Islam Nusantara Diterima oleh Tokoh Ulama Internasional, Ditolak oleh Tokoh Lokal yang Tidak Paham -->

Islam Nusantara Diterima oleh Tokoh Ulama Internasional, Ditolak oleh Tokoh Lokal yang Tidak Paham

Friday, July 27, 2018, July 27, 2018

Islam Nusantara Diterima oleh Tokoh Ulama Internasional, Ditolak oleh Tokoh Lokal yang Tidak Paham

Oleh Ahmad Ishomuddin
Di bawah ini adalah tulisan terkait tema Islam Nusantara yang saya tulis disela-sela kesibukan mengikuti konferensi internasional yang diikuti para ulama moderat dari berbagai penjuru dunia Islam. Meski ditulis sudah sangat lama (Mei 2016), saya merasa perlu menampilkan kembali sebagai bacaan yang barangkali ada manfaatnya bagi yang berkenan membacanya, meskipun tidak banyak.

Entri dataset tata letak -
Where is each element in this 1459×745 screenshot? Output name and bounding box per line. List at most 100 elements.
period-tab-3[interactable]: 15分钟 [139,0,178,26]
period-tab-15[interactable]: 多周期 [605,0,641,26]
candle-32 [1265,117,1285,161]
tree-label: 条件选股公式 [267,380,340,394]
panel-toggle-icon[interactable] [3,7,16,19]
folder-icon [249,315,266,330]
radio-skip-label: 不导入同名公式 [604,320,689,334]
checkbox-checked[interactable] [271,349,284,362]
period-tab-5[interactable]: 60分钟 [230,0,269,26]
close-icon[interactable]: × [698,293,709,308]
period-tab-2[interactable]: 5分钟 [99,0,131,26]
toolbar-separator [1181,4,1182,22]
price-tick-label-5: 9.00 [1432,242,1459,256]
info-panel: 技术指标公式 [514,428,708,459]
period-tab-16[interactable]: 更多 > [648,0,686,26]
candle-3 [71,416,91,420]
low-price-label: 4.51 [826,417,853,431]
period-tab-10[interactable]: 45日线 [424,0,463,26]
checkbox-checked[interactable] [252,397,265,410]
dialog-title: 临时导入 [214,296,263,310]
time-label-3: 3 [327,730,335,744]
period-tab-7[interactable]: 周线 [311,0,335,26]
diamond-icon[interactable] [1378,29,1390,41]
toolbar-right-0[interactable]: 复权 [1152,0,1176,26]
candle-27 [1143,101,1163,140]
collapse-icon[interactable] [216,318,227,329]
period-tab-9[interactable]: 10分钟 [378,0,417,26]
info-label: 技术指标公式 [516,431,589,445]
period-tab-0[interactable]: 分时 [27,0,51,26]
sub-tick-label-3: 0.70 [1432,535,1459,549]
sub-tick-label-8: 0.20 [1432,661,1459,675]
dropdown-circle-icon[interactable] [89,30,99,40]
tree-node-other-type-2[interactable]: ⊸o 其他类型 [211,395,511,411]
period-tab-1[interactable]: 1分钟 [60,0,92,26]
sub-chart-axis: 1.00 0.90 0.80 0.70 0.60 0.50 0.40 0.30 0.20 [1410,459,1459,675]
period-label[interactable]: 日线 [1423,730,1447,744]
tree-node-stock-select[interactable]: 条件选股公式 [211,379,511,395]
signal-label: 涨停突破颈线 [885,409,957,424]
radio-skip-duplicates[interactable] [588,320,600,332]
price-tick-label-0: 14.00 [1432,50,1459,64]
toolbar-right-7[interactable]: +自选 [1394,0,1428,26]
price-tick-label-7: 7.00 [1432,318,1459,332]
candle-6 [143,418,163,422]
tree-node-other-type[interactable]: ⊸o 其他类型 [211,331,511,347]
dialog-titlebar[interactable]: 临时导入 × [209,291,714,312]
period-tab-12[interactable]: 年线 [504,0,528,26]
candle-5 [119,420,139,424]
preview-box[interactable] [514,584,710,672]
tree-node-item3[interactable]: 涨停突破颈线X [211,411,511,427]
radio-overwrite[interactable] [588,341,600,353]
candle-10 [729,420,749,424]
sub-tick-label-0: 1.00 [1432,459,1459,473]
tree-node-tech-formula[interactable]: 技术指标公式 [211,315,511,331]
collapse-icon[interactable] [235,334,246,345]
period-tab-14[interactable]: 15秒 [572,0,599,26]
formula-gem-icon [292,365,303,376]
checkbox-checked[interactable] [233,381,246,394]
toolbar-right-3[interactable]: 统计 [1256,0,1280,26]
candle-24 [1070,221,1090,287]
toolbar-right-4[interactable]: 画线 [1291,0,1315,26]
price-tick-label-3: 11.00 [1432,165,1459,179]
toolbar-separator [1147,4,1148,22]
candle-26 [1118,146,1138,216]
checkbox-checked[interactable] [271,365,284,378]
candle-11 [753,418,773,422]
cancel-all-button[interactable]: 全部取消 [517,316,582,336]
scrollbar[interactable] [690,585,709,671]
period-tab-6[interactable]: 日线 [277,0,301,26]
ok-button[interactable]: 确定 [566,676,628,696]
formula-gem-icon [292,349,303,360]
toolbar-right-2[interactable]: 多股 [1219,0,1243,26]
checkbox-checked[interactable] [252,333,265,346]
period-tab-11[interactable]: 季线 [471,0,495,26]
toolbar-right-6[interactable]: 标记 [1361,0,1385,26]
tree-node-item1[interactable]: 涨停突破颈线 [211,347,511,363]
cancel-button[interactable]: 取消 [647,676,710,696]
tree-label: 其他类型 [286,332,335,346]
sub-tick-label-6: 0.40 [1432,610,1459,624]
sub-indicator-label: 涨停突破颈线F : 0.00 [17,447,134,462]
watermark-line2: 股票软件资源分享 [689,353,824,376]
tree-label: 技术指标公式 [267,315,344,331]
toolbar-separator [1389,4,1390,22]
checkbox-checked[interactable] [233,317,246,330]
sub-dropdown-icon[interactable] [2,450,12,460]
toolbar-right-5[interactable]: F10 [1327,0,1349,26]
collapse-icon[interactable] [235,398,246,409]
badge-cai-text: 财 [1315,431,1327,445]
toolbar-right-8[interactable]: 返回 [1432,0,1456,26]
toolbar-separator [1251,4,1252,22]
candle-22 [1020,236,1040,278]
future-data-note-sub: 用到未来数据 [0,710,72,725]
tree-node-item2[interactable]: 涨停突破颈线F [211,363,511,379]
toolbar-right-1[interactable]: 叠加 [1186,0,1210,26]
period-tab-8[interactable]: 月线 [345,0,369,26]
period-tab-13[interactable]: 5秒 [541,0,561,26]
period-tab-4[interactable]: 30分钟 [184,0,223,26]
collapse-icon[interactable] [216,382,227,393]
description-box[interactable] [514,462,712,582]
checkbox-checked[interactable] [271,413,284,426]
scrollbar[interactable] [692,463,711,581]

URAIAN TUGAS - Menurut kutipan tentang Islam Nusantara, mengapa penulis menampilkan kembali tulisan yang dibuatnya pada Mei 2016? Jelaskan dalam satu sampai tiga kalimat. Jawablah hanya berdasarkan kutipan tersebut.

HASIL PENGERJAAN - Tulisan itu sudah sangat lama ditulis. Meski begitu, penulis merasa perlu menampilkannya kembali karena tulisan tersebut barangkali bermanfaat sebagai bacaan bagi siapa pun yang berkenan membacanya, meskipun manfaatnya mungkin tidak banyak.